• WRITTEN TASK: Reproduce every entry that follows word for word, but omit the images.

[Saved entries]
+---+

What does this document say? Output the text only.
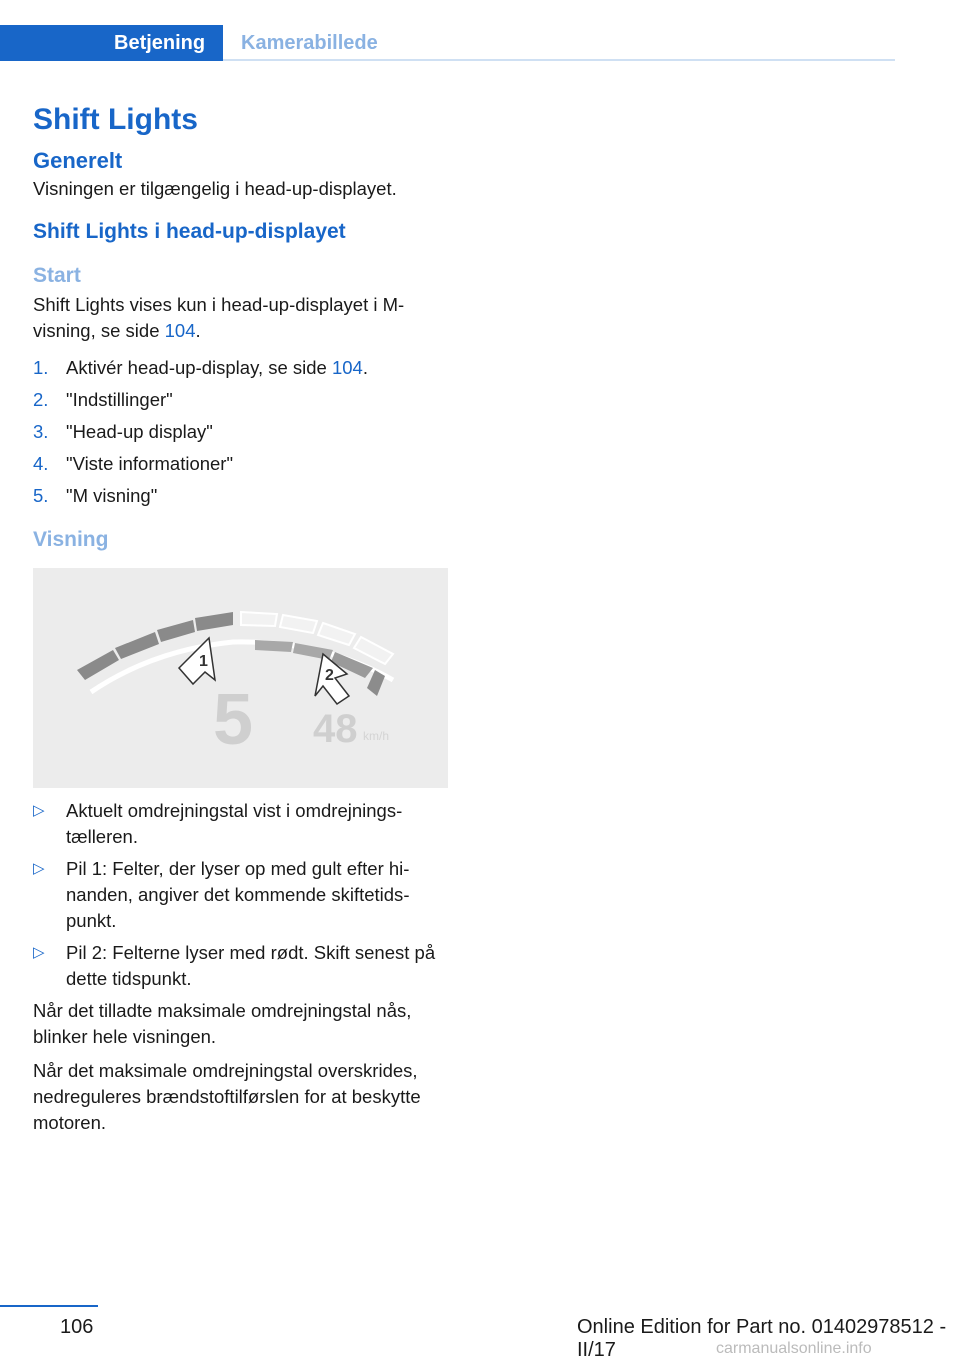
Betjening	Kamerabillede
Shift Lights
Generelt

Visningen er tilgængelig i head-up-displayet.

Shift Lights i head-up-displayet
Start

Shift Lights vises kun i head-up-displayet i M-visning, se side 104.

1. Aktivér head-up-display, se side 104.
2. "Indstillinger"
3. "Head-up display"
4. "Viste informationer"
5. "M visning"
Visning
1
2
5 48 km/h
▷ Aktuelt omdrejningstal vist i omdrejningstælleren.
▷ Pil 1: Felter, der lyser op med gult efter hinanden, angiver det kommende skiftetidspunkt.
▷ Pil 2: Felterne lyser med rødt. Skift senest på dette tidspunkt.

Når det tilladte maksimale omdrejningstal nås, blinker hele visningen.

Når det maksimale omdrejningstal overskrides, nedreguleres brændstoftilførslen for at beskytte motoren.

106	Online Edition for Part no. 01402978512 - II/17	carmanualsonline.info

+---+

• WRITTEN ANSWER:
What does this document say? Output the text only.
Betjening	Kamerabillede
Shift Lights
Generelt

Visningen er tilgængelig i head-up-displayet.

Shift Lights i head-up-displayet
Start

Shift Lights vises kun i head-up-displayet i M-visning, se side 104.

1. Aktivér head-up-display, se side 104.
2. "Indstillinger"
3. "Head-up display"
4. "Viste informationer"
5. "M visning"
Visning
1
2
5 48 km/h
▷ Aktuelt omdrejningstal vist i omdrejningstælleren.
▷ Pil 1: Felter, der lyser op med gult efter hinanden, angiver det kommende skiftetidspunkt.
▷ Pil 2: Felterne lyser med rødt. Skift senest på dette tidspunkt.

Når det tilladte maksimale omdrejningstal nås, blinker hele visningen.

Når det maksimale omdrejningstal overskrides, nedreguleres brændstoftilførslen for at beskytte motoren.

106	Online Edition for Part no. 01402978512 - II/17	carmanualsonline.info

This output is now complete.